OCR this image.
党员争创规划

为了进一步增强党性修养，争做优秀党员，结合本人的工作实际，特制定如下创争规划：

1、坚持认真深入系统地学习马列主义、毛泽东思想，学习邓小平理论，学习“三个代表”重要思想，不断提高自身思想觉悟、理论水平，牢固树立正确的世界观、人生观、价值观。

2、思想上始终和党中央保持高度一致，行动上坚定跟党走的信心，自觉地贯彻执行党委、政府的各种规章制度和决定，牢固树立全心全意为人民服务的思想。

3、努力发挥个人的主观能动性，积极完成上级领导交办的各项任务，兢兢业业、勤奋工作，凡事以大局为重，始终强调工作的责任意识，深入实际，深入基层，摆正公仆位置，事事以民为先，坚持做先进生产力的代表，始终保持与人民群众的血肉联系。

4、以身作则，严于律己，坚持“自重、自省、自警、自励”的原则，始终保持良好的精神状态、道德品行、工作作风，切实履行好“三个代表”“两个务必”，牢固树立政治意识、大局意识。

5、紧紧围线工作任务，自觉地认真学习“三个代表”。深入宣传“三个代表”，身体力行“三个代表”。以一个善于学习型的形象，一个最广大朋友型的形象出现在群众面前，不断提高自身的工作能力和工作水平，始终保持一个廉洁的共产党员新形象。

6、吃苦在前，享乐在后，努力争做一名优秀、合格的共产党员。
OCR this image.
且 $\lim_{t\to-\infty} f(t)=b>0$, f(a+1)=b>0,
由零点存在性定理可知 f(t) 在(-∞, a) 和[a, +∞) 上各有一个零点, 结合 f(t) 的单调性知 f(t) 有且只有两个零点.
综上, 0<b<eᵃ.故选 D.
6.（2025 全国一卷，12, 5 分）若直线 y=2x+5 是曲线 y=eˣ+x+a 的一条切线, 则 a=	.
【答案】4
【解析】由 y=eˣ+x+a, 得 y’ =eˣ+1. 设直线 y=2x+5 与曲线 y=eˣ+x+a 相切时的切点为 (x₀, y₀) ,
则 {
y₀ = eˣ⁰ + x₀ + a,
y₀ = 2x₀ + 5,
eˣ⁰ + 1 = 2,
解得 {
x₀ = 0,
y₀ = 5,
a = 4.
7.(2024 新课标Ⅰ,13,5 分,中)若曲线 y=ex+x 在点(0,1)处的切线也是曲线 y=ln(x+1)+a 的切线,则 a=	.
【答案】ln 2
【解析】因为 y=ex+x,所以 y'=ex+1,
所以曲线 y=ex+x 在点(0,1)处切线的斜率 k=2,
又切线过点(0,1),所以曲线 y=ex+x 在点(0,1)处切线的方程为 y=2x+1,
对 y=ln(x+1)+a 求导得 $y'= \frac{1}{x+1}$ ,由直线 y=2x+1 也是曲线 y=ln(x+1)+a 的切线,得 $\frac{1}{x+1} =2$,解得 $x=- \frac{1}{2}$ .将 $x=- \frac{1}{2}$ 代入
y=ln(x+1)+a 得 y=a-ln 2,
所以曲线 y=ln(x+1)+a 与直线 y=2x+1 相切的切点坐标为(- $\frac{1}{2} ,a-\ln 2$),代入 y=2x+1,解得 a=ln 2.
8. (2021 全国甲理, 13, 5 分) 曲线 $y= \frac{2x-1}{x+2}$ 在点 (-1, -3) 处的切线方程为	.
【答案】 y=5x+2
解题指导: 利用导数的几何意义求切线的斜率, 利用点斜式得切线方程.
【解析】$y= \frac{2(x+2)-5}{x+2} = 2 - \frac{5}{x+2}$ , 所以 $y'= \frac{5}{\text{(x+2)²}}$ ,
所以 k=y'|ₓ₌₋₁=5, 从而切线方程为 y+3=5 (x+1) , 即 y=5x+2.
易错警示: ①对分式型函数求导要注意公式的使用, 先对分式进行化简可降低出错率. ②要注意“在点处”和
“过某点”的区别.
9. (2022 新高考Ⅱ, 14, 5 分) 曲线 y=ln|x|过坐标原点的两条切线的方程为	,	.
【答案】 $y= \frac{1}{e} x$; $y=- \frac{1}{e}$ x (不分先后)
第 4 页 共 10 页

============================================================

In the listing above, count each line that holds the string "三个代表". Give the number only.

Result -
3